EXERCISE REQUIREMENTS: Filter these entries, keeping only lines that hold the word "this".
* Start THE RECORDS *
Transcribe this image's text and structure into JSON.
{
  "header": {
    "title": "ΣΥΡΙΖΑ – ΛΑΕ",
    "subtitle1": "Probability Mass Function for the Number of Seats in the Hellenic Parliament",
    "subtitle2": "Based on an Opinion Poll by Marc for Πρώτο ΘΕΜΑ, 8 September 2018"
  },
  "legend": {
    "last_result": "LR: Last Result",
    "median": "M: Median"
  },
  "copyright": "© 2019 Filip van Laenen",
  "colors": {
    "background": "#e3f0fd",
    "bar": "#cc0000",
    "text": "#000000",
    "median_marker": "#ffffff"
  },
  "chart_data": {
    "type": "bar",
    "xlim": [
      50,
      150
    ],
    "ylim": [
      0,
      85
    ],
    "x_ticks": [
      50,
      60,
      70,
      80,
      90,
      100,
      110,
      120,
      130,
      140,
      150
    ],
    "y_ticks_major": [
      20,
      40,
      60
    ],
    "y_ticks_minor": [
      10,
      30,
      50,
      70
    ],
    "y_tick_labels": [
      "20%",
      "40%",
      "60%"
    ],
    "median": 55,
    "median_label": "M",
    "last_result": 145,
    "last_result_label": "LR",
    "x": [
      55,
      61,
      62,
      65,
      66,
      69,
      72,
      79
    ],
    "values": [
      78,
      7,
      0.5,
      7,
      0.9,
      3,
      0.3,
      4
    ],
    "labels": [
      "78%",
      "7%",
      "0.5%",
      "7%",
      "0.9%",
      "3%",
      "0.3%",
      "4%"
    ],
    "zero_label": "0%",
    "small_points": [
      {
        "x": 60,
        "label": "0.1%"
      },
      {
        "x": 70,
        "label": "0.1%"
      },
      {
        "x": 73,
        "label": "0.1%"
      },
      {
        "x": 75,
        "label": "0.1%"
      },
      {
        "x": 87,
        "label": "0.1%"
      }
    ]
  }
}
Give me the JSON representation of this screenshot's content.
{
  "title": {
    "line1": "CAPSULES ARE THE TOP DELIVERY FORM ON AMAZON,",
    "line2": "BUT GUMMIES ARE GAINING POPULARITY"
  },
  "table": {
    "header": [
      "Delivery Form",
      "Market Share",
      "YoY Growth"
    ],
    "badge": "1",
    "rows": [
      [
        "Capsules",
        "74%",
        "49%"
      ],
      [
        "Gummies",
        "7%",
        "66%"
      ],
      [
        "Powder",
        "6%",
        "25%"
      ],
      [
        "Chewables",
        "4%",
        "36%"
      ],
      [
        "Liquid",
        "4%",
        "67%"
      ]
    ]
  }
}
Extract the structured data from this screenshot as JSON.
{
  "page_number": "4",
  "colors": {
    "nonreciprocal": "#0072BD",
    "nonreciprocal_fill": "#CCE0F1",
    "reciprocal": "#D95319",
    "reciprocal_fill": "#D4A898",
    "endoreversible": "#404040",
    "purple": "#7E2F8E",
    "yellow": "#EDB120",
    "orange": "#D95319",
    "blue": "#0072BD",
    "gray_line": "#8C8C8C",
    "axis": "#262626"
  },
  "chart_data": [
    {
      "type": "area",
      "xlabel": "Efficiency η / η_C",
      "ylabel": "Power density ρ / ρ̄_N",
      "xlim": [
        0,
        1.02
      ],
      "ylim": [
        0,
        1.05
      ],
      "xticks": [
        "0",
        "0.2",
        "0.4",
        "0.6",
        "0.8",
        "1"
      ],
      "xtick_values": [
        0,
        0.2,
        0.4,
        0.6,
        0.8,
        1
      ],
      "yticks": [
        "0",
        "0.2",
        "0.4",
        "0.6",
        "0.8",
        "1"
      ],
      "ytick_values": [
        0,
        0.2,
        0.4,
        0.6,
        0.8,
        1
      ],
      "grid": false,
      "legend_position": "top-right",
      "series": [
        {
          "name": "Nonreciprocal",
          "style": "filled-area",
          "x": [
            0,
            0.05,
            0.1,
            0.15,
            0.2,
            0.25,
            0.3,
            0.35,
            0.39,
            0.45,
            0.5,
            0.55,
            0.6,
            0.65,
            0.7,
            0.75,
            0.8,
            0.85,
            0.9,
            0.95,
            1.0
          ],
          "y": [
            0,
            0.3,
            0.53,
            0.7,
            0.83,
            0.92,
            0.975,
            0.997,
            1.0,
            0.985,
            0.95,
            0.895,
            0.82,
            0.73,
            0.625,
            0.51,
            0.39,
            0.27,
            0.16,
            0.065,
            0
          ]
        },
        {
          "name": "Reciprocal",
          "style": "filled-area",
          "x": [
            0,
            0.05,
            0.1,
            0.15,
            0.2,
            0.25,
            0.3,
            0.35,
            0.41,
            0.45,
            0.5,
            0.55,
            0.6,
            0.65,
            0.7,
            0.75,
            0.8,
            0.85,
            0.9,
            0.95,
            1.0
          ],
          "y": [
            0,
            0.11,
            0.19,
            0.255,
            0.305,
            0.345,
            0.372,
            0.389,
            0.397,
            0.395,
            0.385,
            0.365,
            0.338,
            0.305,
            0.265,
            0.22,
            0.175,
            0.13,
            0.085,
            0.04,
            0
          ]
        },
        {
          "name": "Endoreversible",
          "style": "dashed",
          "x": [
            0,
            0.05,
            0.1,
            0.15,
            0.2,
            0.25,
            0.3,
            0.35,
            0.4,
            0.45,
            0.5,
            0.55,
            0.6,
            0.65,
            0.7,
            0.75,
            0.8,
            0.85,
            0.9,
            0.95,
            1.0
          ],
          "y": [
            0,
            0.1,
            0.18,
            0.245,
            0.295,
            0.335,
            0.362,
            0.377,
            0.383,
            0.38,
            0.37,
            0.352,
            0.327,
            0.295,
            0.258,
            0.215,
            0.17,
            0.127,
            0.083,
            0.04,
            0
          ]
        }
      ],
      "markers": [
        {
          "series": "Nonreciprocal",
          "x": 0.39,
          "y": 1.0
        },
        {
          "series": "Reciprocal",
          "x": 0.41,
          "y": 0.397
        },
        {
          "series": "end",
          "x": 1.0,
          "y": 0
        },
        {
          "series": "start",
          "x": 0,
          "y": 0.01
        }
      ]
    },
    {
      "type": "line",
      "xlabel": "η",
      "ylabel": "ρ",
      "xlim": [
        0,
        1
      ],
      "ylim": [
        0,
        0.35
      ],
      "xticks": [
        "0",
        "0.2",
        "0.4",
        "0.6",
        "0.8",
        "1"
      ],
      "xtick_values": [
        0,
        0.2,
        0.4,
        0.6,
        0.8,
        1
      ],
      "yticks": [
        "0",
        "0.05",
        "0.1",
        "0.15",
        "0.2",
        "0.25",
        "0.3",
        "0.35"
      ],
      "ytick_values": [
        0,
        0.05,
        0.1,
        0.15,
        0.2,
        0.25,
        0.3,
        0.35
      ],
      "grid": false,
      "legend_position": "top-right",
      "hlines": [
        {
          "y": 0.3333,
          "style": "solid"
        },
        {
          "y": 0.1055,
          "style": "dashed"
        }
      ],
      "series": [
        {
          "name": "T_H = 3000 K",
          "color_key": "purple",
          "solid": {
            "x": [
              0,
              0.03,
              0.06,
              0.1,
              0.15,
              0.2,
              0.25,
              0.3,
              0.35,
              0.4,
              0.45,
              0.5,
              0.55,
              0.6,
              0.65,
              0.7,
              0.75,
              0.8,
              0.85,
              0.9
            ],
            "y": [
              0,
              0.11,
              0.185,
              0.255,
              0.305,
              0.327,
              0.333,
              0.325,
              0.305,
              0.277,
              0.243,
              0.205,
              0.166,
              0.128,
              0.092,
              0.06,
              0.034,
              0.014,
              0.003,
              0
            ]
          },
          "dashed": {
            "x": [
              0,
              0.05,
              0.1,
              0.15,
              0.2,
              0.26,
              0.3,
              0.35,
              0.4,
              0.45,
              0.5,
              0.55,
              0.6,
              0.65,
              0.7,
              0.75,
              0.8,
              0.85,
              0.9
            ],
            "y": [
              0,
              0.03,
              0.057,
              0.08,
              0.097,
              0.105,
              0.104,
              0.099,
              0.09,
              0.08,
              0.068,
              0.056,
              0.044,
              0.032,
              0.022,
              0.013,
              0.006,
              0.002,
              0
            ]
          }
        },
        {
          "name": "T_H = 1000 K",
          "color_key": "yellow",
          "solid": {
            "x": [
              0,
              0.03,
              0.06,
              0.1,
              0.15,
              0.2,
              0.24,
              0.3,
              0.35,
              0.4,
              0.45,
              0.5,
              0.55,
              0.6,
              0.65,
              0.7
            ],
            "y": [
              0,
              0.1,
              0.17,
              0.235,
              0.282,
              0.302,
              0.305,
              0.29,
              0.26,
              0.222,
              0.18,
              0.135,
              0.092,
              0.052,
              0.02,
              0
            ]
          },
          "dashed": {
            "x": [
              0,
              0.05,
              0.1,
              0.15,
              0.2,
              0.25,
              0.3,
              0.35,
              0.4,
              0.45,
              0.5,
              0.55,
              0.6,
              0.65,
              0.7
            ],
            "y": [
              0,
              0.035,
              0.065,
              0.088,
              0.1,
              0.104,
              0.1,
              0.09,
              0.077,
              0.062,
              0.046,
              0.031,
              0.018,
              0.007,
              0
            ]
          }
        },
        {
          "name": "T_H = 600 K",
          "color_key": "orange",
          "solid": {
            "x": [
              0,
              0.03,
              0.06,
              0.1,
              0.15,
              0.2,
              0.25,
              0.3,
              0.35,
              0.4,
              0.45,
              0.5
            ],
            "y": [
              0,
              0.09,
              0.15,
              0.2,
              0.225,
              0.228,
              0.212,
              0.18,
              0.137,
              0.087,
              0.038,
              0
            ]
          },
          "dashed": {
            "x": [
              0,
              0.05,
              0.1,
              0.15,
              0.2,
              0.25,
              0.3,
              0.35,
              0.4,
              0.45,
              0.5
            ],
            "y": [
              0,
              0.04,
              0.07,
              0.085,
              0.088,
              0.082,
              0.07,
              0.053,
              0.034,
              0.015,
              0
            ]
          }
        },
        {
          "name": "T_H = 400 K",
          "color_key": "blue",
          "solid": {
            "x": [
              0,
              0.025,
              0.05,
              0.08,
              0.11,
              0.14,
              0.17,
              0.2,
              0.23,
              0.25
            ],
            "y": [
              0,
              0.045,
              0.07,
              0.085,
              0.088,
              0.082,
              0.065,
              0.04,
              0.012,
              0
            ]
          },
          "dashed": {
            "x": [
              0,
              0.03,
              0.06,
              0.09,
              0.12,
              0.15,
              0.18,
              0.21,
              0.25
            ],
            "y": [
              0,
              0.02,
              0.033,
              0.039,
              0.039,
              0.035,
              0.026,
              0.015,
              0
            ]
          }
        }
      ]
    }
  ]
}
* End THE RECORDS *
FINAL RESULT:
Transcribe this image's text and structure into JSON.
Give me the JSON representation of this screenshot's content.
Extract the structured data from this screenshot as JSON.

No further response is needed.